* What you need to do: Write out the whole of the material exactly.

## Begin Information supplied

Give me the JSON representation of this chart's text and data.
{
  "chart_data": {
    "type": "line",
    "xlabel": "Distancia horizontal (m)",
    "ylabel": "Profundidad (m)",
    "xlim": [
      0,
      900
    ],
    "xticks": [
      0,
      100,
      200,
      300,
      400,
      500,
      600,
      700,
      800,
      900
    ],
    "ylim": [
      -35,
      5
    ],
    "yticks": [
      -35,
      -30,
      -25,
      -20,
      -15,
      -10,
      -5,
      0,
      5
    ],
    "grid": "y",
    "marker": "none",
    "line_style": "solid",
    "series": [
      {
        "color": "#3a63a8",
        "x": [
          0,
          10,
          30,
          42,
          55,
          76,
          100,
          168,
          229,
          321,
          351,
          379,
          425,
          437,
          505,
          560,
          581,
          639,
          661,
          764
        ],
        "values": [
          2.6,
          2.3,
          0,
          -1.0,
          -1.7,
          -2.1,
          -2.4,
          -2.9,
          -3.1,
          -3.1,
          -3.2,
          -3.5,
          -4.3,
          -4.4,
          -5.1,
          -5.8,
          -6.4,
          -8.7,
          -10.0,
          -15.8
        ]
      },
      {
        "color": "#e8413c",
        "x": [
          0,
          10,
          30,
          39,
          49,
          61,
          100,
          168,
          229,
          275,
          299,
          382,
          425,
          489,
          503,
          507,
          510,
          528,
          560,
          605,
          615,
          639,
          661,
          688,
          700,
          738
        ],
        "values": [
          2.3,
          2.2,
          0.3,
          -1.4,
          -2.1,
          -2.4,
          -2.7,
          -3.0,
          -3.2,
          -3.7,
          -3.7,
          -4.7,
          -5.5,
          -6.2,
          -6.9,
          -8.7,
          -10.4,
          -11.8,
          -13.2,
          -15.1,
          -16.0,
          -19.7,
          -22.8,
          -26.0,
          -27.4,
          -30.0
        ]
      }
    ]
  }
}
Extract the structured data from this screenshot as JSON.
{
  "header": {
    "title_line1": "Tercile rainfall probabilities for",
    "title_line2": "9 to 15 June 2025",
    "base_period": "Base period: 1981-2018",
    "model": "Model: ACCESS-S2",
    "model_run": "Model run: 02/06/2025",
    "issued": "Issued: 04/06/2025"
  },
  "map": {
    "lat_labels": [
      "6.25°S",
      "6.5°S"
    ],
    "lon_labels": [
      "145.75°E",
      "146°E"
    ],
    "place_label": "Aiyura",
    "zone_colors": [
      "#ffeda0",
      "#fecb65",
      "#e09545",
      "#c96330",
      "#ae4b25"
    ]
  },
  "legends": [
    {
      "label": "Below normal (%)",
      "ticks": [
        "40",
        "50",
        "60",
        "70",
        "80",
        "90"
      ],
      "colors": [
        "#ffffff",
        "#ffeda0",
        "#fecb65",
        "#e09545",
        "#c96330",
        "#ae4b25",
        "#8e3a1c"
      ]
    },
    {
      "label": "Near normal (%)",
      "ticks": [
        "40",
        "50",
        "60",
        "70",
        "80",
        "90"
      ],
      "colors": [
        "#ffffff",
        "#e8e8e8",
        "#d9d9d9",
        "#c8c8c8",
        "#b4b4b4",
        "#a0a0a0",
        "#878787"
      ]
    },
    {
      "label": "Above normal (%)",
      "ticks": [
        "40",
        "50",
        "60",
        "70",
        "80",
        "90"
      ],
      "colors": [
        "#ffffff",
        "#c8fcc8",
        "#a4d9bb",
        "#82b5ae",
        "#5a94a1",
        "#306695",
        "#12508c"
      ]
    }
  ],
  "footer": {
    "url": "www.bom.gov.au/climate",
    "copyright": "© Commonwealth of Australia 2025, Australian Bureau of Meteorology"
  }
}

## End Information supplied

* In response:
Give me the JSON representation of this chart's text and data.
{
  "chart_data": {
    "type": "line",
    "xlabel": "Distancia horizontal (m)",
    "ylabel": "Profundidad (m)",
    "xlim": [
      0,
      900
    ],
    "xticks": [
      0,
      100,
      200,
      300,
      400,
      500,
      600,
      700,
      800,
      900
    ],
    "ylim": [
      -35,
      5
    ],
    "yticks": [
      -35,
      -30,
      -25,
      -20,
      -15,
      -10,
      -5,
      0,
      5
    ],
    "grid": "y",
    "marker": "none",
    "line_style": "solid",
    "series": [
      {
        "color": "#3a63a8",
        "x": [
          0,
          10,
          30,
          42,
          55,
          76,
          100,
          168,
          229,
          321,
          351,
          379,
          425,
          437,
          505,
          560,
          581,
          639,
          661,
          764
        ],
        "values": [
          2.6,
          2.3,
          0,
          -1.0,
          -1.7,
          -2.1,
          -2.4,
          -2.9,
          -3.1,
          -3.1,
          -3.2,
          -3.5,
          -4.3,
          -4.4,
          -5.1,
          -5.8,
          -6.4,
          -8.7,
          -10.0,
          -15.8
        ]
      },
      {
        "color": "#e8413c",
        "x": [
          0,
          10,
          30,
          39,
          49,
          61,
          100,
          168,
          229,
          275,
          299,
          382,
          425,
          489,
          503,
          507,
          510,
          528,
          560,
          605,
          615,
          639,
          661,
          688,
          700,
          738
        ],
        "values": [
          2.3,
          2.2,
          0.3,
          -1.4,
          -2.1,
          -2.4,
          -2.7,
          -3.0,
          -3.2,
          -3.7,
          -3.7,
          -4.7,
          -5.5,
          -6.2,
          -6.9,
          -8.7,
          -10.4,
          -11.8,
          -13.2,
          -15.1,
          -16.0,
          -19.7,
          -22.8,
          -26.0,
          -27.4,
          -30.0
        ]
      }
    ]
  }
}
Extract the structured data from this screenshot as JSON.
{
  "header": {
    "title_line1": "Tercile rainfall probabilities for",
    "title_line2": "9 to 15 June 2025",
    "base_period": "Base period: 1981-2018",
    "model": "Model: ACCESS-S2",
    "model_run": "Model run: 02/06/2025",
    "issued": "Issued: 04/06/2025"
  },
  "map": {
    "lat_labels": [
      "6.25°S",
      "6.5°S"
    ],
    "lon_labels": [
      "145.75°E",
      "146°E"
    ],
    "place_label": "Aiyura",
    "zone_colors": [
      "#ffeda0",
      "#fecb65",
      "#e09545",
      "#c96330",
      "#ae4b25"
    ]
  },
  "legends": [
    {
      "label": "Below normal (%)",
      "ticks": [
        "40",
        "50",
        "60",
        "70",
        "80",
        "90"
      ],
      "colors": [
        "#ffffff",
        "#ffeda0",
        "#fecb65",
        "#e09545",
        "#c96330",
        "#ae4b25",
        "#8e3a1c"
      ]
    },
    {
      "label": "Near normal (%)",
      "ticks": [
        "40",
        "50",
        "60",
        "70",
        "80",
        "90"
      ],
      "colors": [
        "#ffffff",
        "#e8e8e8",
        "#d9d9d9",
        "#c8c8c8",
        "#b4b4b4",
        "#a0a0a0",
        "#878787"
      ]
    },
    {
      "label": "Above normal (%)",
      "ticks": [
        "40",
        "50",
        "60",
        "70",
        "80",
        "90"
      ],
      "colors": [
        "#ffffff",
        "#c8fcc8",
        "#a4d9bb",
        "#82b5ae",
        "#5a94a1",
        "#306695",
        "#12508c"
      ]
    }
  ],
  "footer": {
    "url": "www.bom.gov.au/climate",
    "copyright": "© Commonwealth of Australia 2025, Australian Bureau of Meteorology"
  }
}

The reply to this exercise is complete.